**Stored records**:
....

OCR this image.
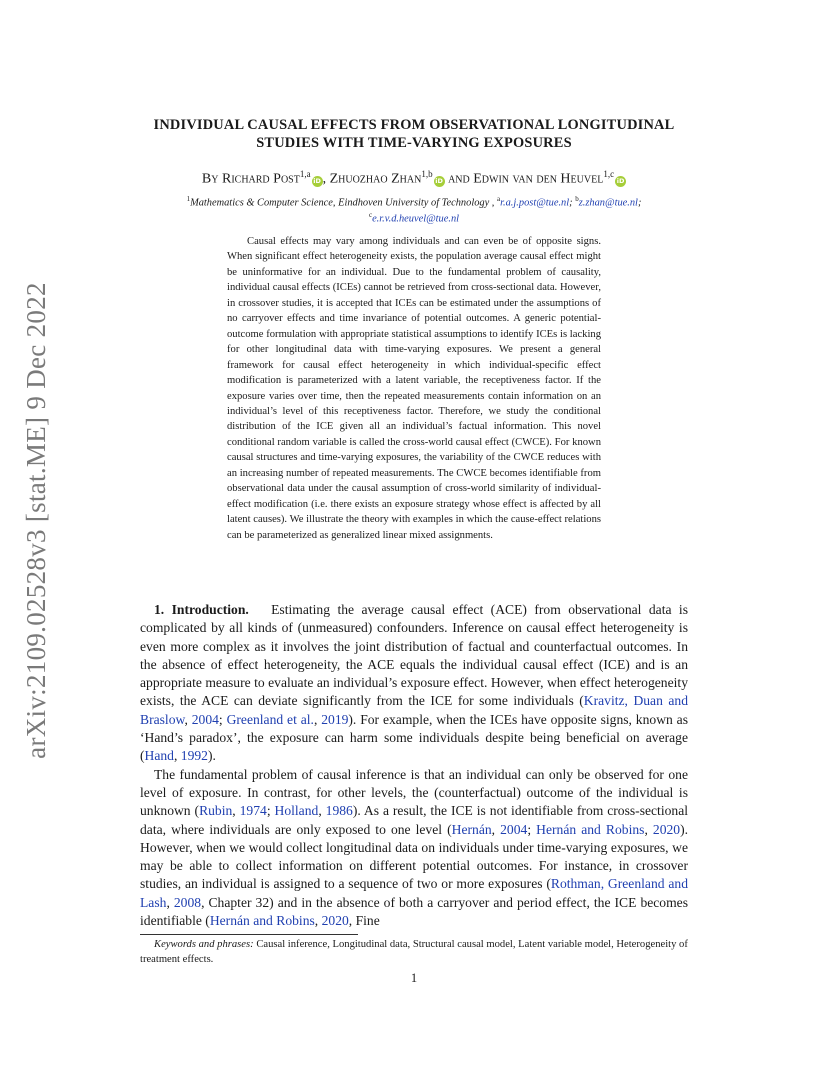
arXiv:2109.02528v3 [stat.ME] 9 Dec 2022
INDIVIDUAL CAUSAL EFFECTS FROM OBSERVATIONAL LONGITUDINAL
STUDIES WITH TIME-VARYING EXPOSURES
By Richard Post$^{1,a}$iD , Zhuozhao Zhan$^{1,b}$iD and Edwin van den Heuvel$^{1,c}$iD
$^1$Mathematics & Computer Science, Eindhoven University of Technology , $^a$r.a.j.post@tue.nl; $^b$z.zhan@tue.nl;
$^c$e.r.v.d.heuvel@tue.nl

Causal effects may vary among individuals and can even be of opposite signs. When significant effect heterogeneity exists, the population average causal effect might be uninformative for an individual. Due to the fundamental problem of causality, individual causal effects (ICEs) cannot be retrieved from cross-sectional data. However, in crossover studies, it is accepted that ICEs can be estimated under the assumptions of no carryover effects and time invariance of potential outcomes. A generic potential-outcome formulation with appropriate statistical assumptions to identify ICEs is lacking for other longitudinal data with time-varying exposures. We present a general framework for causal effect heterogeneity in which individual-specific effect modification is parameterized with a latent variable, the receptiveness factor. If the exposure varies over time, then the repeated measurements contain information on an individual’s level of this receptiveness factor. Therefore, we study the conditional distribution of the ICE given all an individual’s factual information. This novel conditional random variable is called the cross-world causal effect (CWCE). For known causal structures and time-varying exposures, the variability of the CWCE reduces with an increasing number of repeated measurements. The CWCE becomes identifiable from observational data under the causal assumption of cross-world similarity of individual-effect modification (i.e. there exists an exposure strategy whose effect is affected by all latent causes). We illustrate the theory with examples in which the cause-effect relations can be parameterized as generalized linear mixed assignments.

1. Introduction. Estimating the average causal effect (ACE) from observational data is complicated by all kinds of (unmeasured) confounders. Inference on causal effect heterogeneity is even more complex as it involves the joint distribution of factual and counterfactual outcomes. In the absence of effect heterogeneity, the ACE equals the individual causal effect (ICE) and is an appropriate measure to evaluate an individual’s exposure effect. However, when effect heterogeneity exists, the ACE can deviate significantly from the ICE for some individuals (Kravitz, Duan and Braslow, 2004; Greenland et al., 2019). For example, when the ICEs have opposite signs, known as ‘Hand’s paradox’, the exposure can harm some individuals despite being beneficial on average (Hand, 1992).

The fundamental problem of causal inference is that an individual can only be observed for one level of exposure. In contrast, for other levels, the (counterfactual) outcome of the individual is unknown (Rubin, 1974; Holland, 1986). As a result, the ICE is not identifiable from cross-sectional data, where individuals are only exposed to one level (Hernán, 2004; Hernán and Robins, 2020). However, when we would collect longitudinal data on individuals under time-varying exposures, we may be able to collect information on different potential outcomes. For instance, in crossover studies, an individual is assigned to a sequence of two or more exposures (Rothman, Greenland and Lash, 2008, Chapter 32) and in the absence of both a carryover and period effect, the ICE becomes identifiable (Hernán and Robins, 2020, Fine

Keywords and phrases: Causal inference, Longitudinal data, Structural causal model, Latent variable model, Heterogeneity of treatment effects.

1
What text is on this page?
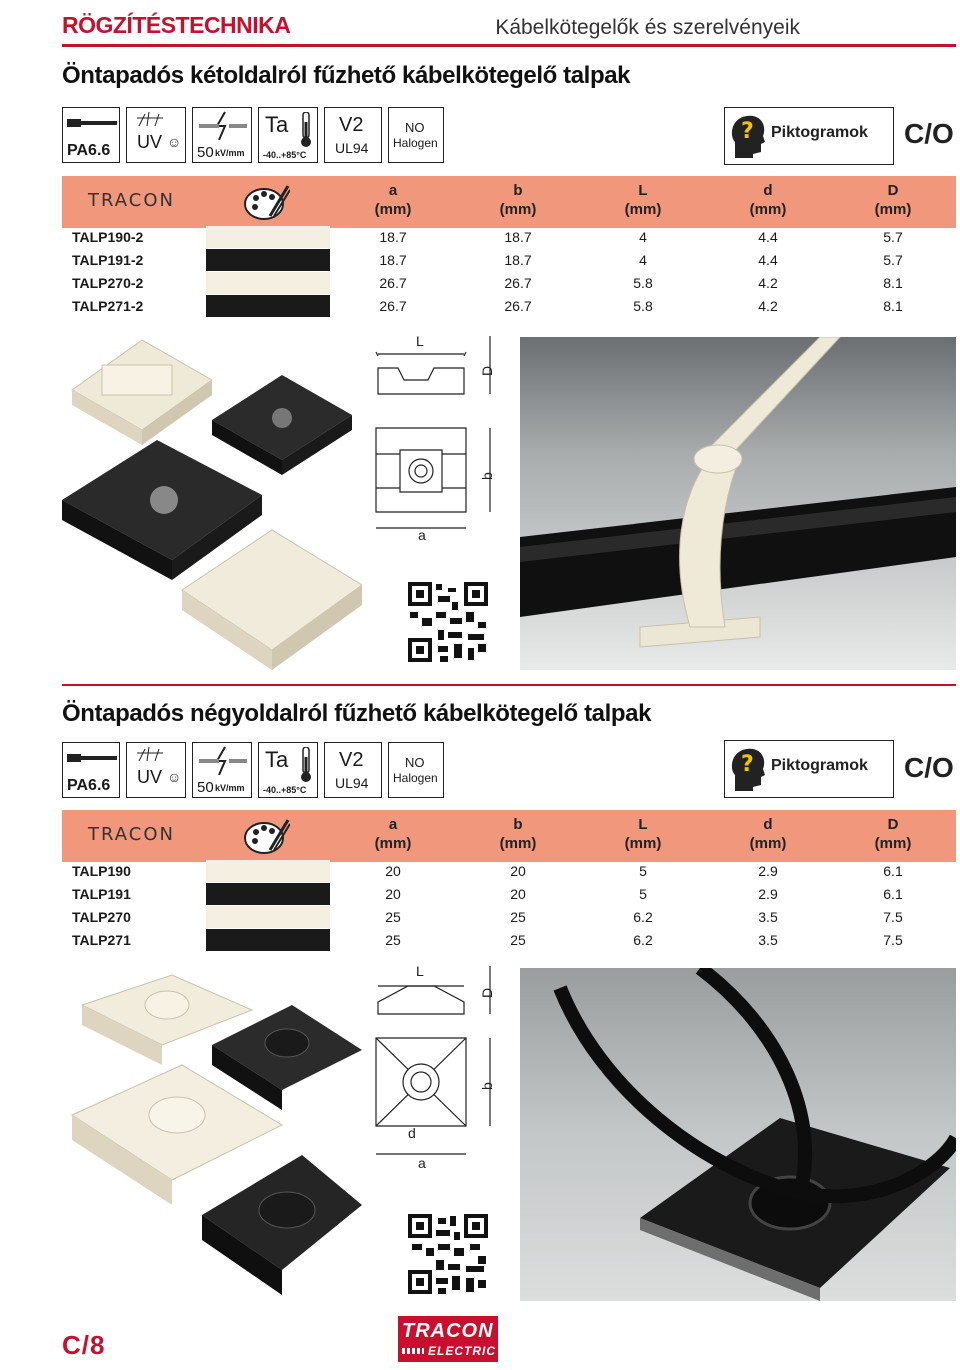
RÖGZÍTÉSTECHNIKA	Kábelkötegelők és szerelvényeik
Öntapadós kétoldalról fűzhető kábelkötegelő talpak
PA6.6 UV ☺
50 kV/mm
Ta
-40..+85°C
V2
UL94
NO
Halogen	? Piktogramok C/O
TRACON	a
(mm)
b
(mm)
L
(mm)
d
(mm)
D
(mm)
TALP190-2	18.7	18.7	4	4.4	5.7
TALP191-2	18.7	18.7	4	4.4	5.7
TALP270-2	26.7	26.7	5.8	4.2	8.1
TALP271-2	26.7	26.7	5.8	4.2	8.1
L
D
b
a
Öntapadós négyoldalról fűzhető kábelkötegelő talpak
PA6.6 UV ☺
50 kV/mm
Ta
-40..+85°C
V2
UL94
NO
Halogen
? Piktogramok C/O
TRACON	a
(mm)
b
(mm)
L
(mm)
d
(mm)
D
(mm)
TALP190	20	20	5	2.9	6.1
TALP191	20	20	5	2.9	6.1
TALP270	25	25	6.2	3.5	7.5
TALP271	25	25	6.2	3.5	7.5
L
D
b
d
a
C/8	TRACON
ELECTRIC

....

**Exercise requirements**: Find every line in the records that contains the word "Öntapadós"; copy those lines.

**Written response**:
Öntapadós kétoldalról fűzhető kábelkötegelő talpak
Öntapadós négyoldalról fűzhető kábelkötegelő talpak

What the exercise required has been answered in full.